-------- GIVEN DATA --------

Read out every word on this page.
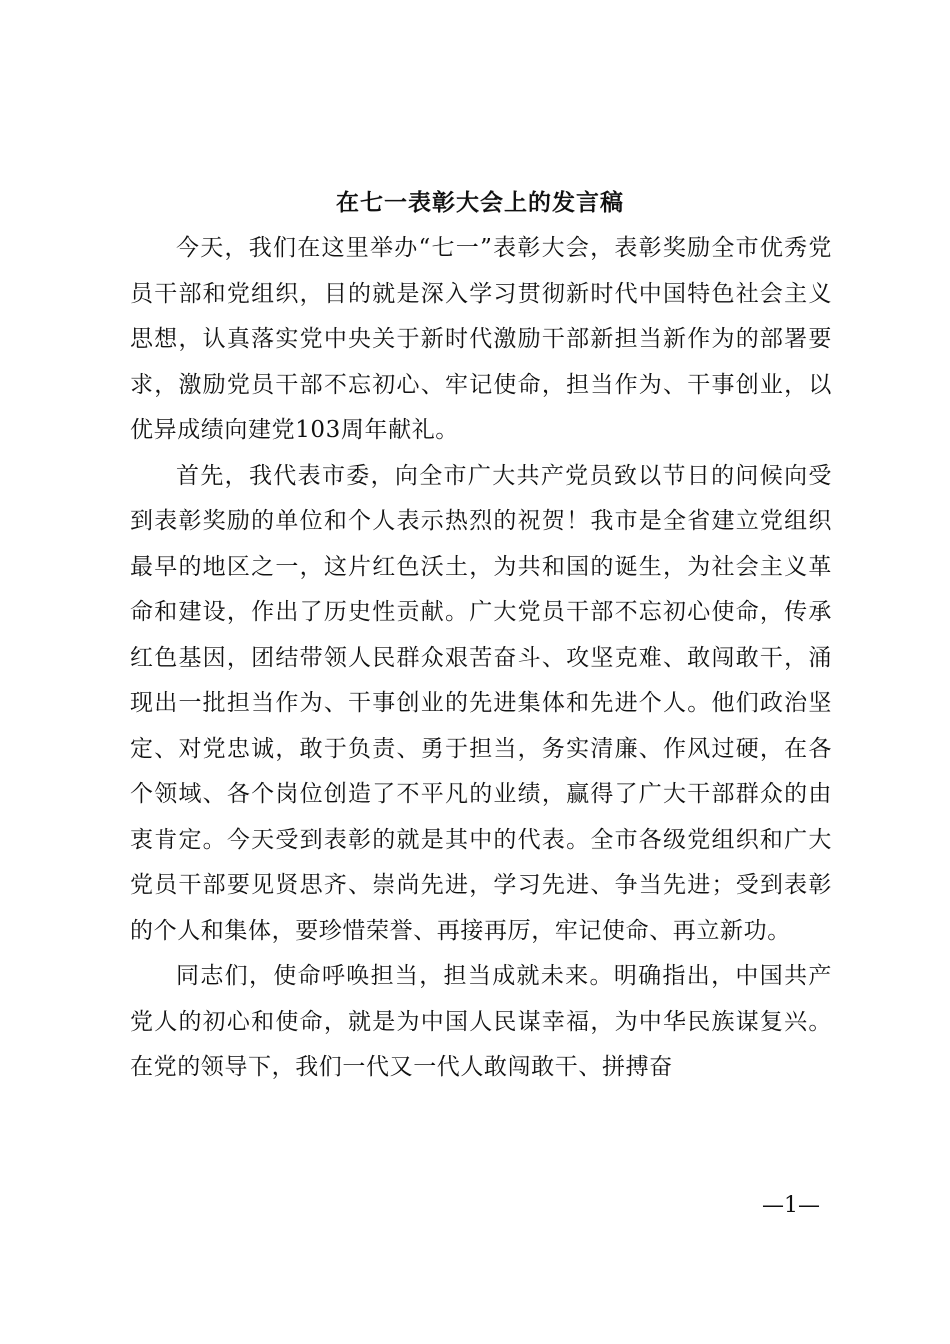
在七一表彰大会上的发言稿

今天，我们在这里举办“七一”表彰大会，表彰奖励全市优秀党员干部和党组织，目的就是深入学习贯彻新时代中国特色社会主义思想，认真落实党中央关于新时代激励干部新担当新作为的部署要求，激励党员干部不忘初心、牢记使命，担当作为、干事创业，以优异成绩向建党103周年献礼。

首先，我代表市委，向全市广大共产党员致以节日的问候向受到表彰奖励的单位和个人表示热烈的祝贺！我市是全省建立党组织最早的地区之一，这片红色沃土，为共和国的诞生，为社会主义革命和建设，作出了历史性贡献。广大党员干部不忘初心使命，传承红色基因，团结带领人民群众艰苦奋斗、攻坚克难、敢闯敢干，涌现出一批担当作为、干事创业的先进集体和先进个人。他们政治坚定、对党忠诚，敢于负责、勇于担当，务实清廉、作风过硬，在各个领域、各个岗位创造了不平凡的业绩，赢得了广大干部群众的由衷肯定。今天受到表彰的就是其中的代表。全市各级党组织和广大党员干部要见贤思齐、崇尚先进，学习先进、争当先进；受到表彰的个人和集体，要珍惜荣誉、再接再厉，牢记使命、再立新功。

同志们，使命呼唤担当，担当成就未来。明确指出，中国共产党人的初心和使命，就是为中国人民谋幸福，为中华民族谋复兴。在党的领导下，我们一代又一代人敢闯敢干、拼搏奋

—1—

--------

## WORK INSTRUCTIONS
Quote every line of the records above exactly; no picture is to be copied.

## EXERCISE OUTPUT
Read out every word on this page.
在七一表彰大会上的发言稿

今天，我们在这里举办“七一”表彰大会，表彰奖励全市优秀党员干部和党组织，目的就是深入学习贯彻新时代中国特色社会主义思想，认真落实党中央关于新时代激励干部新担当新作为的部署要求，激励党员干部不忘初心、牢记使命，担当作为、干事创业，以优异成绩向建党103周年献礼。

首先，我代表市委，向全市广大共产党员致以节日的问候向受到表彰奖励的单位和个人表示热烈的祝贺！我市是全省建立党组织最早的地区之一，这片红色沃土，为共和国的诞生，为社会主义革命和建设，作出了历史性贡献。广大党员干部不忘初心使命，传承红色基因，团结带领人民群众艰苦奋斗、攻坚克难、敢闯敢干，涌现出一批担当作为、干事创业的先进集体和先进个人。他们政治坚定、对党忠诚，敢于负责、勇于担当，务实清廉、作风过硬，在各个领域、各个岗位创造了不平凡的业绩，赢得了广大干部群众的由衷肯定。今天受到表彰的就是其中的代表。全市各级党组织和广大党员干部要见贤思齐、崇尚先进，学习先进、争当先进；受到表彰的个人和集体，要珍惜荣誉、再接再厉，牢记使命、再立新功。

同志们，使命呼唤担当，担当成就未来。明确指出，中国共产党人的初心和使命，就是为中国人民谋幸福，为中华民族谋复兴。在党的领导下，我们一代又一代人敢闯敢干、拼搏奋

—1—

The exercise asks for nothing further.